Which lines hold the string "فولیکول"? Copy every one of them.

[Excerpt from a dataset]

━━━━━━

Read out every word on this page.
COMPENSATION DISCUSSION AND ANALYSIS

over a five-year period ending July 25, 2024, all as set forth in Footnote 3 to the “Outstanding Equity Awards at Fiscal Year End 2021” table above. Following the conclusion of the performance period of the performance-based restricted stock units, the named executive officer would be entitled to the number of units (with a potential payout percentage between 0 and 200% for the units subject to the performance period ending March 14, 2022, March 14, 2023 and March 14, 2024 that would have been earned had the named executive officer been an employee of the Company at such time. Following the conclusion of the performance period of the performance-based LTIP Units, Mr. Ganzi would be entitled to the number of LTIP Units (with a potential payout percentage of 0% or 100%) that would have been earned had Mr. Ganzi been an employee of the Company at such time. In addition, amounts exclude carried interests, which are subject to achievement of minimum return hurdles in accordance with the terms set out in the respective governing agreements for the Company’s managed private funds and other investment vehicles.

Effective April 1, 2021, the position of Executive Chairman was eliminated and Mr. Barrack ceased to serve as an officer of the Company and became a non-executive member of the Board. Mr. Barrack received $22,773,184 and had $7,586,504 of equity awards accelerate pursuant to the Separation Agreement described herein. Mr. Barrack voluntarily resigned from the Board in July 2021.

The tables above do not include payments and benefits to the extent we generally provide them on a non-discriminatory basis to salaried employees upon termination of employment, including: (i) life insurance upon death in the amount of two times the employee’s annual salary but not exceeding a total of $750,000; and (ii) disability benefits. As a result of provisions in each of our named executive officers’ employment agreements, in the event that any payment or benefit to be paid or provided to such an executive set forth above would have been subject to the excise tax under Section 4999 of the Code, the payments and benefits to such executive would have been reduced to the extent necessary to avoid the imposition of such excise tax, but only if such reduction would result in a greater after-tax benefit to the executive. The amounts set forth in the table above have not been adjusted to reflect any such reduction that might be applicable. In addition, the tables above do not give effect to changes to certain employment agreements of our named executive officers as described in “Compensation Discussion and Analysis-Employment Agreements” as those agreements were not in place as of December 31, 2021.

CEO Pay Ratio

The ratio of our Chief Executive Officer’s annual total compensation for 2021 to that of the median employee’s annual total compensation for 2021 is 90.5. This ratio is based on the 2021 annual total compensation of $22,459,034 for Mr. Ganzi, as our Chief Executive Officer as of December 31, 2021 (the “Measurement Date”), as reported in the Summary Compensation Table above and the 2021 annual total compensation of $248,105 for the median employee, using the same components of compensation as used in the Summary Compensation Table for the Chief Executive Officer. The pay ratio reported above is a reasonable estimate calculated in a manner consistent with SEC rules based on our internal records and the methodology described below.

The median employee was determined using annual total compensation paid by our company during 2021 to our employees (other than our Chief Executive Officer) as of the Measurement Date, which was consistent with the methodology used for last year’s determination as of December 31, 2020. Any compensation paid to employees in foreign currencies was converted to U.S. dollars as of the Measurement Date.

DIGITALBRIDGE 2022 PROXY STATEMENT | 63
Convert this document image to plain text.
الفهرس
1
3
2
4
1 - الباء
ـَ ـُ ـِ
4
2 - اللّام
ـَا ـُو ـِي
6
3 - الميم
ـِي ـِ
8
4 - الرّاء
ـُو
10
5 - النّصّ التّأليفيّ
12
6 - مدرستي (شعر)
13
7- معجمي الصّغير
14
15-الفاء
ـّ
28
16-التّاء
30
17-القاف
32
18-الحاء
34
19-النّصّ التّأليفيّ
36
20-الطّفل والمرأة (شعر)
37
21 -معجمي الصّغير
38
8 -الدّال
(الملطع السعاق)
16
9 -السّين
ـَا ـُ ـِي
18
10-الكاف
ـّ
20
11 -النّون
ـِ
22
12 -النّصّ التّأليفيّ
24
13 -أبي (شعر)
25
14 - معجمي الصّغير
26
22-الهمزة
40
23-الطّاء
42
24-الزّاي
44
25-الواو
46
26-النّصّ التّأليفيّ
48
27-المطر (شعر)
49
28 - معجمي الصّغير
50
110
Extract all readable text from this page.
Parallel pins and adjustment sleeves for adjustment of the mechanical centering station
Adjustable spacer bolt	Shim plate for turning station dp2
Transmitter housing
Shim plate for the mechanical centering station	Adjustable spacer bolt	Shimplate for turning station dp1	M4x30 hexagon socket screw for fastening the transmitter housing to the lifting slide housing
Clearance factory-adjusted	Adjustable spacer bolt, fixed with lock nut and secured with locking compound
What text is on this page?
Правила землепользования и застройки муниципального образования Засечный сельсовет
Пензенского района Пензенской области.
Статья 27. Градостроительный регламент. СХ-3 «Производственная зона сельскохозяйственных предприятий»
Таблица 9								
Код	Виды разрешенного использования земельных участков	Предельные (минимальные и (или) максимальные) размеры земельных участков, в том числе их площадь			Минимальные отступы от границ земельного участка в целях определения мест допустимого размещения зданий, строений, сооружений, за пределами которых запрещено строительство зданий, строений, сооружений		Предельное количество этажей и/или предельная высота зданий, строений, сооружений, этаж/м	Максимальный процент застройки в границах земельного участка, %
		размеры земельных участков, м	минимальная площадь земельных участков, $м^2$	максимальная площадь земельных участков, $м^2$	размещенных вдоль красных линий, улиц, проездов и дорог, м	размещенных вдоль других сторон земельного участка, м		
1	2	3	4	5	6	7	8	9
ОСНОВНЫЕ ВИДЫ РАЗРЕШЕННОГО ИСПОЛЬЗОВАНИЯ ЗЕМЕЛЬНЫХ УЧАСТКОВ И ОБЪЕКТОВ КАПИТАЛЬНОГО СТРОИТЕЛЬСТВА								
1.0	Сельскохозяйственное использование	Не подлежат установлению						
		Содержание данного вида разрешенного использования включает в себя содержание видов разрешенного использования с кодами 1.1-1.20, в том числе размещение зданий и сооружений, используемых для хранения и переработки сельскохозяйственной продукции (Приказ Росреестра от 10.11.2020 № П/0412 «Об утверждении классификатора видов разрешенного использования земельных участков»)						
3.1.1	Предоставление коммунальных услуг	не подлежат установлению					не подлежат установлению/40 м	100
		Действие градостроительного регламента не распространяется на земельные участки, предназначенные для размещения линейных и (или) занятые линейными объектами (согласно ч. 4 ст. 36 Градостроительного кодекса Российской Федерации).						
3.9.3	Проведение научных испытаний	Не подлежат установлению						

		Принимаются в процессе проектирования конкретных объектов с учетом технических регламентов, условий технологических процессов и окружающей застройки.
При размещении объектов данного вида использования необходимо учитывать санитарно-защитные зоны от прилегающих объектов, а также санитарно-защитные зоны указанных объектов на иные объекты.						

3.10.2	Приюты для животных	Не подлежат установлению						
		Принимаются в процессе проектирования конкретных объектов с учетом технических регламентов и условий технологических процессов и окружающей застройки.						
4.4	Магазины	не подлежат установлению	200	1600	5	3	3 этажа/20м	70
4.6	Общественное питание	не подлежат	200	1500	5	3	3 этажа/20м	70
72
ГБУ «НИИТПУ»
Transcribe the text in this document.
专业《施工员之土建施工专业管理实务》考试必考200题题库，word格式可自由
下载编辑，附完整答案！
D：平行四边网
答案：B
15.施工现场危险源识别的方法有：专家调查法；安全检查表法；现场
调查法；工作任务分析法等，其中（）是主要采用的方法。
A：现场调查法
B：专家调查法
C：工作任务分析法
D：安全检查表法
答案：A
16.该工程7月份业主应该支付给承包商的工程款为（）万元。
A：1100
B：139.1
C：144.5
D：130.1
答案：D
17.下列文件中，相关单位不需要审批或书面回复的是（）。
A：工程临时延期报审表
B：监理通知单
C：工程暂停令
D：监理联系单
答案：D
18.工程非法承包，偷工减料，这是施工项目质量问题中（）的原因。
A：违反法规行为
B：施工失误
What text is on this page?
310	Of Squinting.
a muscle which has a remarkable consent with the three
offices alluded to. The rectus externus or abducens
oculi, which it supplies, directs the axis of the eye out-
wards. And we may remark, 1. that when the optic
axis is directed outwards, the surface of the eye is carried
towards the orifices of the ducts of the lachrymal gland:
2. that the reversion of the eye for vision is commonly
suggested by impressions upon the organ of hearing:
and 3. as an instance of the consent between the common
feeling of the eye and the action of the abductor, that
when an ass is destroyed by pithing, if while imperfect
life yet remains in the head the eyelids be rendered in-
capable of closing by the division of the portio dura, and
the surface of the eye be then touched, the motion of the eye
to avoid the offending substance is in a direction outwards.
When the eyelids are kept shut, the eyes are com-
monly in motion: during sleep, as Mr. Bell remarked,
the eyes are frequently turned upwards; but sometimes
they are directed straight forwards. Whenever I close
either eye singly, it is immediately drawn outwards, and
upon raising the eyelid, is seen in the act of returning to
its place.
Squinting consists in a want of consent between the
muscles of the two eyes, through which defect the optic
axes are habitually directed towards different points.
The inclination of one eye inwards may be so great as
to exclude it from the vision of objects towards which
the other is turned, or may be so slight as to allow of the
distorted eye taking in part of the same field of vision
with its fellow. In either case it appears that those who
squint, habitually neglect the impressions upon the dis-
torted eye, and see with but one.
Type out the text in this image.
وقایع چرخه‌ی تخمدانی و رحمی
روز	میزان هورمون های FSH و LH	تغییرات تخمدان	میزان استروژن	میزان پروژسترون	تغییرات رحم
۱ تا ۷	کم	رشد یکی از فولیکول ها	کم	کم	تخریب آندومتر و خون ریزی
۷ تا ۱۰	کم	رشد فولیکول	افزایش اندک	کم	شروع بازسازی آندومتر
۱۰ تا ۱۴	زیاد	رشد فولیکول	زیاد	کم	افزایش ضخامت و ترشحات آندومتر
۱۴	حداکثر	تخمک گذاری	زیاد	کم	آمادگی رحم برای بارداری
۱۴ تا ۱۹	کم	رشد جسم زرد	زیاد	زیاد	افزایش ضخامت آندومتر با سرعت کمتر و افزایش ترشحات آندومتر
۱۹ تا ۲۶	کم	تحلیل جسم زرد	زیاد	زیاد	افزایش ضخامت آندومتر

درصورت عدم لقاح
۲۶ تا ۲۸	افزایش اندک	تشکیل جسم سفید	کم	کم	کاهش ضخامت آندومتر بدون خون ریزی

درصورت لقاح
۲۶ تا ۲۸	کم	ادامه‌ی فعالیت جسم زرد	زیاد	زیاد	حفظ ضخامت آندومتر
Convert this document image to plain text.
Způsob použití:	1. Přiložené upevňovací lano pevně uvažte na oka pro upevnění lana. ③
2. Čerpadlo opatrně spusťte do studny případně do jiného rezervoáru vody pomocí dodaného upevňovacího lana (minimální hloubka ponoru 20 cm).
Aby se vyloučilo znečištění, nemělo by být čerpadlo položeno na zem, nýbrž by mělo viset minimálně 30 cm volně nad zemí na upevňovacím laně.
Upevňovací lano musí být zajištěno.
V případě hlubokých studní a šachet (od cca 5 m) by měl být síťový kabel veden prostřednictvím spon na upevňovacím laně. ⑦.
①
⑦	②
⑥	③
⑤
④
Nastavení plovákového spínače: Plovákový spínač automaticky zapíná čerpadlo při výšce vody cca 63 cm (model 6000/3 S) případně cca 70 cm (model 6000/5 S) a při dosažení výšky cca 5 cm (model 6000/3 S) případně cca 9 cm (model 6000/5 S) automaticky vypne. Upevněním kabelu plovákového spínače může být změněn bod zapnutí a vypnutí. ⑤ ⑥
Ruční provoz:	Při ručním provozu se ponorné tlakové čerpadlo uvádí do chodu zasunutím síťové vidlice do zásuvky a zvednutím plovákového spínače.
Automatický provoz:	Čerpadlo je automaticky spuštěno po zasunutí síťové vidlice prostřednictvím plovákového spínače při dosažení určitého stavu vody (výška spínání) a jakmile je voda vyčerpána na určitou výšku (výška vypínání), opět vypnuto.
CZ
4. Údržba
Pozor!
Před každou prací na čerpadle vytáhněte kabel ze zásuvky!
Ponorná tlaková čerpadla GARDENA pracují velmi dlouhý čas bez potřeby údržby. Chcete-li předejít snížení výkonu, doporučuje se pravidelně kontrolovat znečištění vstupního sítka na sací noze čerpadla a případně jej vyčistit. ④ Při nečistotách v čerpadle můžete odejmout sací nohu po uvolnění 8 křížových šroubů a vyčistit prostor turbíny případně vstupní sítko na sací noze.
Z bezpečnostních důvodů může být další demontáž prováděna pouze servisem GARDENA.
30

━━━━━━

◆ Result for this task:
۱ تا ۷	کم	رشد یکی از فولیکول ها	کم	کم	تخریب آندومتر و خون ریزی
۷ تا ۱۰	کم	رشد فولیکول	افزایش اندک	کم	شروع بازسازی آندومتر
۱۰ تا ۱۴	زیاد	رشد فولیکول	زیاد	کم	افزایش ضخامت و ترشحات آندومتر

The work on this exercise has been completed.